Task directions:
Repeat the lines beginning at the one with "Convert this document image to plain text." and running to the end of the material, keeping the first and last of them, exactly as they appear.

Collection entries
----
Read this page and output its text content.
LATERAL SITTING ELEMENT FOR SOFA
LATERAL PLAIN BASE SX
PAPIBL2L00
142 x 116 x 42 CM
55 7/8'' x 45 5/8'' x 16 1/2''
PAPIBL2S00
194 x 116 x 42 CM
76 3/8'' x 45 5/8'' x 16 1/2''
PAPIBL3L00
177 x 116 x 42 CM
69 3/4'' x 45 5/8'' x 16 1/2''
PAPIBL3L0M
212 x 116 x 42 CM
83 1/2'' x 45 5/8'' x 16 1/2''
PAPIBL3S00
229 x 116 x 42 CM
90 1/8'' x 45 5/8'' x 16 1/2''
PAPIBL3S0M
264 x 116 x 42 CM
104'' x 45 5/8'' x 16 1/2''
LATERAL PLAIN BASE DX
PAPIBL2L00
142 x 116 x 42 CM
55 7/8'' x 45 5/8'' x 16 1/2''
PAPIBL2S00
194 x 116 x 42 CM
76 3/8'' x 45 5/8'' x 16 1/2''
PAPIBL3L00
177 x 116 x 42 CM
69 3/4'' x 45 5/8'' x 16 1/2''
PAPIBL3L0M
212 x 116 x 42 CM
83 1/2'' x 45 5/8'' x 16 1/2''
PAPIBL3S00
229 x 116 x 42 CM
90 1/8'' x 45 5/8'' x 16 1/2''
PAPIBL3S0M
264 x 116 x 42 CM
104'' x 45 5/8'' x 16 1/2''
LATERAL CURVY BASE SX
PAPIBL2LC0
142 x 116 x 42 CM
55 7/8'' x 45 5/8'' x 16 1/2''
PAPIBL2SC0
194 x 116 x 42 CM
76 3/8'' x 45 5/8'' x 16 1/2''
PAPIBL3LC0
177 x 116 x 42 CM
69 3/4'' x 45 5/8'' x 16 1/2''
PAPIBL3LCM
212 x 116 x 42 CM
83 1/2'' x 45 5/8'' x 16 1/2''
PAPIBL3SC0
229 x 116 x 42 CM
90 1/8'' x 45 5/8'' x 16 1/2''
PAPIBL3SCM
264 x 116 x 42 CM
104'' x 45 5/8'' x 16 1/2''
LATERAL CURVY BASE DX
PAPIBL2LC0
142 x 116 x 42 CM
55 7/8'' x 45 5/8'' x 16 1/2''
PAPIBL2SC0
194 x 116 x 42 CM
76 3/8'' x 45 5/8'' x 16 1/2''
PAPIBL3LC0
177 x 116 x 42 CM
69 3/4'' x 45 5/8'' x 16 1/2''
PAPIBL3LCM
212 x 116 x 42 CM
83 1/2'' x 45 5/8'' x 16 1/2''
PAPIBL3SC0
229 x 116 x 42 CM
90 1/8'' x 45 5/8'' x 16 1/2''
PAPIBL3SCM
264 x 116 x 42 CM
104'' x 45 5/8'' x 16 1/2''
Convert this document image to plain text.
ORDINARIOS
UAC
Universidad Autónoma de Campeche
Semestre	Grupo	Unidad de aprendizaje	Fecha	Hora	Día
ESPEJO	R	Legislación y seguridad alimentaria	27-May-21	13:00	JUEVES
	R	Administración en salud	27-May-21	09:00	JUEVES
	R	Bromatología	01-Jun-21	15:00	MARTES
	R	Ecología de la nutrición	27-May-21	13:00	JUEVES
----
Answer to the exercise:
Convert this document image to plain text.
ORDINARIOS
UAC
Universidad Autónoma de Campeche
Semestre	Grupo	Unidad de aprendizaje	Fecha	Hora	Día
ESPEJO	R	Legislación y seguridad alimentaria	27-May-21	13:00	JUEVES
	R	Administración en salud	27-May-21	09:00	JUEVES
	R	Bromatología	01-Jun-21	15:00	MARTES
	R	Ecología de la nutrición	27-May-21	13:00	JUEVES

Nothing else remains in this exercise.